(Items from a figure collection)

☆ ☆ ☆ ☆ ☆ ☆ ☆

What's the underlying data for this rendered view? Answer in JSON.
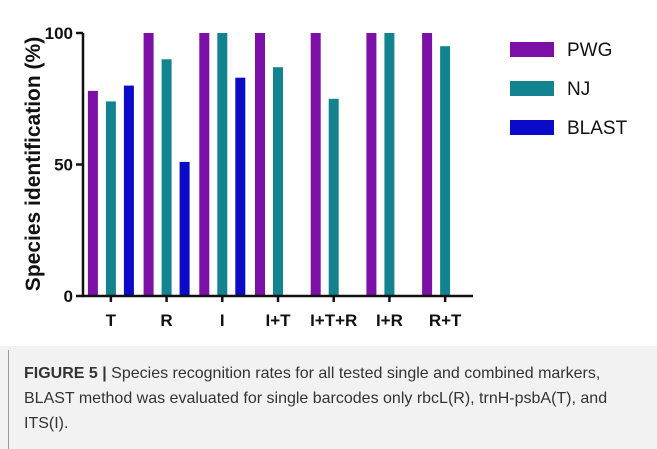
{
  "chart_data": {
    "type": "bar",
    "categories": [
      "T",
      "R",
      "I",
      "I+T",
      "I+T+R",
      "I+R",
      "R+T"
    ],
    "series": [
      {
        "name": "PWG",
        "values": [
          78,
          100,
          100,
          100,
          100,
          100,
          100
        ]
      },
      {
        "name": "NJ",
        "values": [
          74,
          90,
          100,
          87,
          75,
          100,
          95
        ]
      },
      {
        "name": "BLAST",
        "values": [
          80,
          51,
          83,
          null,
          null,
          null,
          null
        ]
      }
    ],
    "ylabel": "Species identification (%)",
    "xlabel": "",
    "ylim": [
      0,
      100
    ],
    "yticks": [
      0,
      50,
      100
    ],
    "grid": false,
    "legend_position": "right",
    "colors": [
      "#7b0fa6",
      "#13848f",
      "#0a0ac8"
    ]
  },
  "caption": {
    "label": "FIGURE 5 |",
    "text": " Species recognition rates for all tested single and combined markers, BLAST method was evaluated for single barcodes only rbcL(R), trnH-psbA(T), and ITS(I)."
  }
}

☆ ☆ ☆ ☆ ☆ ☆ ☆

● **Aim**
Copy out each line exactly, without the pictures.

● **Written reply**
What's the underlying data for this rendered view? Answer in JSON.
{
  "chart_data": {
    "type": "bar",
    "categories": [
      "T",
      "R",
      "I",
      "I+T",
      "I+T+R",
      "I+R",
      "R+T"
    ],
    "series": [
      {
        "name": "PWG",
        "values": [
          78,
          100,
          100,
          100,
          100,
          100,
          100
        ]
      },
      {
        "name": "NJ",
        "values": [
          74,
          90,
          100,
          87,
          75,
          100,
          95
        ]
      },
      {
        "name": "BLAST",
        "values": [
          80,
          51,
          83,
          null,
          null,
          null,
          null
        ]
      }
    ],
    "ylabel": "Species identification (%)",
    "xlabel": "",
    "ylim": [
      0,
      100
    ],
    "yticks": [
      0,
      50,
      100
    ],
    "grid": false,
    "legend_position": "right",
    "colors": [
      "#7b0fa6",
      "#13848f",
      "#0a0ac8"
    ]
  },
  "caption": {
    "label": "FIGURE 5 |",
    "text": " Species recognition rates for all tested single and combined markers, BLAST method was evaluated for single barcodes only rbcL(R), trnH-psbA(T), and ITS(I)."
  }
}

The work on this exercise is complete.